*** Opening PASSAGE ***

Trina Moyan and Lisa Nasson in Mischief.Jae Yang/Supplied
- Title: Mischief
- Written by: Lisa Nasson
- Director: Mike Payette
- Actors: Nicole Joy-Fraser, Devin MacKinnon, Trina Moyan, Lisa Nasson, Jeremy Proulx
- Company: Tarragon Theatre, Native Earth Performing Arts and Neptune Theatre
- Venue: Tarragon Theatre
- City: Toronto
- Year: Runs to Feb. 8
There’s something comforting about a convenience store – especially when it’s your convenience store, the one with the cashier who knows your favourite kind of lotto ticket, or your preferred brand of cigarette. You know where everything is – the paper towels, the candy bars with questionable expiration dates, the day-old newspapers. You recognize the bell above the front door as a kind of birdsong – an announcement of the other locals who think of the corner store as an extension of their home.
In Mischief, Lisa Nasson’s dreamy new play about grief, monuments and the pain of growing up, a convenience store isn’t just an agora for shelf-stable treats and local gossip. As in the titular shop in Ins Choi’s Kim’s Convenience, the space is a hearth, a safe place for Brooke (Nasson) and what’s left of her family – Brooke’s mother died three years ago, we learn, and these days, Brooke fills her days stocking shelves and scanning smokes alongside Uncle Chris (Jeremy Proulx) and Tammy (Trina Moyan).
But when a mysterious, celestial figure (Nicole Joy-Fraser) appears in the stock room – a sacred, blissfully customer-free respite, as any former retail or food service worker will instantly recognize – things change. Brooke has to contend with the gaping, starry hole in her life, and with the history of colonialism that refuses to remove its teeth from Halifax’s Mi’kmaq community.

*** Closing PASSAGE ***
*** Opening MATERIAL SUPPLIED ***

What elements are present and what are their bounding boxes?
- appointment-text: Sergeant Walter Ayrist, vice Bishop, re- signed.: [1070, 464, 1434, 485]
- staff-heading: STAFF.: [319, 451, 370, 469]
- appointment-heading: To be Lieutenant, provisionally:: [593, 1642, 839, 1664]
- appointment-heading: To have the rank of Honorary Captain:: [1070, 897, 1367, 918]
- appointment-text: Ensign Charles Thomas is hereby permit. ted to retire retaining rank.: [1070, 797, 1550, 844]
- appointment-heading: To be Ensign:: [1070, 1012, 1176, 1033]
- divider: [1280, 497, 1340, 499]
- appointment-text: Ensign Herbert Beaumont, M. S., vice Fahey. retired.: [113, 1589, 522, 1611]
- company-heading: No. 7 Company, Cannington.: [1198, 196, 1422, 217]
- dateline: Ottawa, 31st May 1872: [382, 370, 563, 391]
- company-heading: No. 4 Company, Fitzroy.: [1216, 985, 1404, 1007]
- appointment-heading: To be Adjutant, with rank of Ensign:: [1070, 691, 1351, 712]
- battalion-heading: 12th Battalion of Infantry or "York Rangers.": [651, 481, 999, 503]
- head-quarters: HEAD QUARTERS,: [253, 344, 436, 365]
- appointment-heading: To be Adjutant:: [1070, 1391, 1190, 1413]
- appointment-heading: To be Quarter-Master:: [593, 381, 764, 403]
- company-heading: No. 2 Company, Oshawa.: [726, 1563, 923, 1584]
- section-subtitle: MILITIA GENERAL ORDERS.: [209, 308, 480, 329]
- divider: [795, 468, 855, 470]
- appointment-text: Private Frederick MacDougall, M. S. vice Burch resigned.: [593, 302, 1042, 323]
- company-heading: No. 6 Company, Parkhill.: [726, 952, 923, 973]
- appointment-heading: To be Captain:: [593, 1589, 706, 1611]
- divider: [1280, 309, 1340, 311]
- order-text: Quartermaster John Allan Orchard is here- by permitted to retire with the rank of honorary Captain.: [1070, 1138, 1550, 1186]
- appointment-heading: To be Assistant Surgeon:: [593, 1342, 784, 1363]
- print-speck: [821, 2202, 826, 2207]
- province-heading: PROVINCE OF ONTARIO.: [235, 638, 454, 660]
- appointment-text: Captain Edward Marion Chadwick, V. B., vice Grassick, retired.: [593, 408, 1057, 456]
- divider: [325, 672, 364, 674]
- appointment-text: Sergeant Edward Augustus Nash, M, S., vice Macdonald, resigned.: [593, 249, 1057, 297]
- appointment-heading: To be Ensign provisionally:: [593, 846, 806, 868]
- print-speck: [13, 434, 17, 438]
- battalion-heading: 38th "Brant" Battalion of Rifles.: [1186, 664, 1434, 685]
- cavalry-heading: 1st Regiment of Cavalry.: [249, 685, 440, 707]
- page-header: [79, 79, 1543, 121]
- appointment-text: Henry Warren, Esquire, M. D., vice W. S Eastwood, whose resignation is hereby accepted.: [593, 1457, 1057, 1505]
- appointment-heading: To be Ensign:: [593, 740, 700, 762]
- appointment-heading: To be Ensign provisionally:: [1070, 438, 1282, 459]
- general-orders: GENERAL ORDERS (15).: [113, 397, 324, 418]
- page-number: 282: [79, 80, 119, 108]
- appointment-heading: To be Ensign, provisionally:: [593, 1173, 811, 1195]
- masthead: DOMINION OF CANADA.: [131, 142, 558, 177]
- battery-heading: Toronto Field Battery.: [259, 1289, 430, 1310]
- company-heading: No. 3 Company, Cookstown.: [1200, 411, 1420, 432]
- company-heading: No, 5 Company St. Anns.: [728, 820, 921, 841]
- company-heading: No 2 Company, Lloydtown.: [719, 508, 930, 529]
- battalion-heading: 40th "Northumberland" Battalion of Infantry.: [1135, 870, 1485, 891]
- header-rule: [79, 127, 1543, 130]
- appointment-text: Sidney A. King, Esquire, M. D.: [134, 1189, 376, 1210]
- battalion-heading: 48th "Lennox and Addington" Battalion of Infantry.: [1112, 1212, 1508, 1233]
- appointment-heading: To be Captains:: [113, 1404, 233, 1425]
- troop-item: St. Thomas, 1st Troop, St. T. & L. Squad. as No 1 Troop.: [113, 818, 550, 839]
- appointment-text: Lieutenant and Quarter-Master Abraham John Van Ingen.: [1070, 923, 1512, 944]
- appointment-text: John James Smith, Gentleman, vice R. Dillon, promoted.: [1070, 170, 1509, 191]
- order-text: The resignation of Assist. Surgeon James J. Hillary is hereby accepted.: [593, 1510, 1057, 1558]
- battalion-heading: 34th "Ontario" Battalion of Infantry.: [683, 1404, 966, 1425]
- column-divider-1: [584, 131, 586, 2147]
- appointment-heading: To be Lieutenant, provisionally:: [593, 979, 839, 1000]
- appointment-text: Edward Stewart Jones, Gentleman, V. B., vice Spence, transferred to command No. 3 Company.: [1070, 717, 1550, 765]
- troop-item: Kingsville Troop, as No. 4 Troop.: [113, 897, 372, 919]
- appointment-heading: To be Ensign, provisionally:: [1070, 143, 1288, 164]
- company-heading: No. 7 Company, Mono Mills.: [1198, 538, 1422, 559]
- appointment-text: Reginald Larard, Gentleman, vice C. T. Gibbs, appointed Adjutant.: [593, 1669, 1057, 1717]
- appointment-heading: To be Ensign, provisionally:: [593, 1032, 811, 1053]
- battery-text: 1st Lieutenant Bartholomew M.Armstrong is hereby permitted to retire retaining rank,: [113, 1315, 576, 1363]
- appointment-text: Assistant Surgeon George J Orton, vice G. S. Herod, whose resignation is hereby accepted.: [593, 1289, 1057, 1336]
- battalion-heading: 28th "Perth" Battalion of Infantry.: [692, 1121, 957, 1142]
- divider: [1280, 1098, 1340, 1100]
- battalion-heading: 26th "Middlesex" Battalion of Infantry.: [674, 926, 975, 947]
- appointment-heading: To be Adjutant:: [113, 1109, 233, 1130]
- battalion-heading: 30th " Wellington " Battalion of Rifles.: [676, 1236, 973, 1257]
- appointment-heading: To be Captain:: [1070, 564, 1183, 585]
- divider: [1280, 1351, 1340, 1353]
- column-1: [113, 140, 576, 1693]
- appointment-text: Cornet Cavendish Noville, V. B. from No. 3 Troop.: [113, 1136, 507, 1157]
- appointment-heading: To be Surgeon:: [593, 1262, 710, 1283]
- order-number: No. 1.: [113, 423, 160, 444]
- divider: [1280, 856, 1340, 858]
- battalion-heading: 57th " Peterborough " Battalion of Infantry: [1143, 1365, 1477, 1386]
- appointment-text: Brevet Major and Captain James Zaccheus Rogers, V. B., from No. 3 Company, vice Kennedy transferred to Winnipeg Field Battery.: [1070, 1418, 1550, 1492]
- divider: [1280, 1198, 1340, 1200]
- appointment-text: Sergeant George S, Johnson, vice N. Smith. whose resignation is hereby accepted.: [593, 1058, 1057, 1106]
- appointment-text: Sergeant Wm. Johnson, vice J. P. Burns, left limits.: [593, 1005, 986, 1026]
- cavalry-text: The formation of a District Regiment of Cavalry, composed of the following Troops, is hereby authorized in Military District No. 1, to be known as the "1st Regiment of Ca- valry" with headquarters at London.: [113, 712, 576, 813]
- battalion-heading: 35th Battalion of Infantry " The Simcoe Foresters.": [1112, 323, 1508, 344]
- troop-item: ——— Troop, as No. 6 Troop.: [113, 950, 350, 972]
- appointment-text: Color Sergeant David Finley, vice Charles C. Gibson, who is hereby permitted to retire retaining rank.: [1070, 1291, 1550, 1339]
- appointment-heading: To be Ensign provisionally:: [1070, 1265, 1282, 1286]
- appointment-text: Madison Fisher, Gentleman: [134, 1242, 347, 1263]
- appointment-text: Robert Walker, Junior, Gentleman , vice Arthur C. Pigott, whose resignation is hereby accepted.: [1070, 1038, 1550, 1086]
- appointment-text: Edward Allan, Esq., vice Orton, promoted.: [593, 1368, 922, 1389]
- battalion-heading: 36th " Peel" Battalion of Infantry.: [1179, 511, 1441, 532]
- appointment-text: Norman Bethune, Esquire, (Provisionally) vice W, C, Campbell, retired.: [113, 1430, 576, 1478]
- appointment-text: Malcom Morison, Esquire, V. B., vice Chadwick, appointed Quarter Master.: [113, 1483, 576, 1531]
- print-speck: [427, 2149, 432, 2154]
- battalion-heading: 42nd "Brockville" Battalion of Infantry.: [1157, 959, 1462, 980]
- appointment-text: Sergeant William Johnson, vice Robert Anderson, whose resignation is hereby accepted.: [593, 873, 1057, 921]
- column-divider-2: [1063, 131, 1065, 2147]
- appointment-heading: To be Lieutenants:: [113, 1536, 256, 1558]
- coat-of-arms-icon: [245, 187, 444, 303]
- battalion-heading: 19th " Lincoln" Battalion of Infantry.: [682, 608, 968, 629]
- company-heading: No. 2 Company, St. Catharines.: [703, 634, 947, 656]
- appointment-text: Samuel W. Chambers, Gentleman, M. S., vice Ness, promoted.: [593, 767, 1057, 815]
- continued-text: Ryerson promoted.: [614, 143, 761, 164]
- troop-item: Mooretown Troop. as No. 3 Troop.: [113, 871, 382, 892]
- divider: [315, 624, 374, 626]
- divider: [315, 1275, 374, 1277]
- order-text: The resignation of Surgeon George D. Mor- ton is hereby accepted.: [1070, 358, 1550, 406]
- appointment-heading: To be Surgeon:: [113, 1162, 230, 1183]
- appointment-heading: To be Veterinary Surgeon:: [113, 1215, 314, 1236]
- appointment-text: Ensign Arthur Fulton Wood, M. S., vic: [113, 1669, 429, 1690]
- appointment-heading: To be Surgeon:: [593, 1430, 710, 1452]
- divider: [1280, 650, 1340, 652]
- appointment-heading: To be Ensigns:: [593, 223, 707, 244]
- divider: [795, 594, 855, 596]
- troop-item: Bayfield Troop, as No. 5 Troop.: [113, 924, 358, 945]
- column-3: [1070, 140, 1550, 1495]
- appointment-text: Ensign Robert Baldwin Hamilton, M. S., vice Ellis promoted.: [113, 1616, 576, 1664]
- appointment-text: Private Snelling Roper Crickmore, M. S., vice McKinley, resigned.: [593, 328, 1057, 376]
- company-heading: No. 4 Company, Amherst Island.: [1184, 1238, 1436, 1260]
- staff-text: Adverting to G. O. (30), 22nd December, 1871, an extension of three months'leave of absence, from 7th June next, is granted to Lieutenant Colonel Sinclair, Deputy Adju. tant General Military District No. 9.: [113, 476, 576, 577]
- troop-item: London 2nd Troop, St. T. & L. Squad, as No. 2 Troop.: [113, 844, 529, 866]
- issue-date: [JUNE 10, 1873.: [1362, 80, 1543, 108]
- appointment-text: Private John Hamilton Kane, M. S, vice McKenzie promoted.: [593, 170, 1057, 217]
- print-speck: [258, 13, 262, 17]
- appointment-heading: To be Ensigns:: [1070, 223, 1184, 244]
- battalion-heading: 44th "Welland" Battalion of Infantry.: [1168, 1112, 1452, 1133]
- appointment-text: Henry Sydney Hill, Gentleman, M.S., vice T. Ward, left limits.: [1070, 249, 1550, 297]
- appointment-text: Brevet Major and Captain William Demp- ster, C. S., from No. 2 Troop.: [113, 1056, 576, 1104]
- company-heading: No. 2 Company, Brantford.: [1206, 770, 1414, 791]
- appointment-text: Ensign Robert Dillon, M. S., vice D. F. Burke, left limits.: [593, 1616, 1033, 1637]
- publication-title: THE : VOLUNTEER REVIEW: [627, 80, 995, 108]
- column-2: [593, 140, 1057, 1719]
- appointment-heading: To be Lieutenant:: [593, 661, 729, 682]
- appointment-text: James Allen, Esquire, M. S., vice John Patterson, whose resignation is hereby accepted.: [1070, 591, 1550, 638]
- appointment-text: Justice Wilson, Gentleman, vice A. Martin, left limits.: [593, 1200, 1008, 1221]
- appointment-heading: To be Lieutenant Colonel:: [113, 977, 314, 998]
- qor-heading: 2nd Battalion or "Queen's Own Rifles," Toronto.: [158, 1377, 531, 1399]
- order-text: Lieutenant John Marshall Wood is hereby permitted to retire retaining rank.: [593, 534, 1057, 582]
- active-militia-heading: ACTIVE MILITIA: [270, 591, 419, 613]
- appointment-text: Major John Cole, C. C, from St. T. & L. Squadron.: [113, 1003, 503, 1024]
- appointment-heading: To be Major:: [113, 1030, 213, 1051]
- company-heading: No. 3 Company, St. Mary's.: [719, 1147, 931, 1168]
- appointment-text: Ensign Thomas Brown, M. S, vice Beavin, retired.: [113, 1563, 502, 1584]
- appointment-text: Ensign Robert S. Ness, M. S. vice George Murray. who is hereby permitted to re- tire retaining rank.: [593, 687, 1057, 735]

*** Closing MATERIAL SUPPLIED ***

▶ [TRY IT]:
Continue the review of the play Mischief, starting after its final sentence. The entries play no role in this.

▶ [OUTPUT BELOW]:
It’s worth noting that all this happens inside the belly of an ancient, bony whale – a creature whose ribs, if you look closely, make up the shelves of the convenience store. (Andy Moro’s marrowy set is among Mischief’s most profound successes.)

Nicole Joy-Fraser and Lisa Nasson in Mischief.Jae Yang/Supplied
There’s plenty to admire in Mischief, from Nasson’s economical script to her clear-eyed performance as Brooke. The play, directed in its world premiere by Mike Payette, is often funny – frequently at the expense of the white people buzzing around Brooke and her family like flies, or even wasps – and, at its best, the work offers a sharp, personal exploration of heartache.
Even so, Nasson’s script is sometimes overly taut, glossing over scenes and ideas that could use more space to breathe. We learn early on that the moonlit woman in the stock room is Emily, a 200-odd-year-old spirit who knew Brooke’s mother, and who understands Brooke’s amorphous pain. She mentions more than once that her head is throbbing – that her scalp feels like it’s being ripped from her head – and before long, the horrific, historical implications of that pain emerge into scorching focus.
But in the second act, Emily’s role becomes less clear. When Brooke takes the legacy of Edward Cornwallis into her own hands, suddenly, Mischief becomes a different play. While some of the first act’s nuance bubbles to the surface every so often, the play loses momentum after its fiery, pre-intermission cliffhanger. Ideas emerge, then retreat upstage, and while the play’s yo-yo pacing almost mimics the back-and-forth of grief, the end result feels a touch disjointed.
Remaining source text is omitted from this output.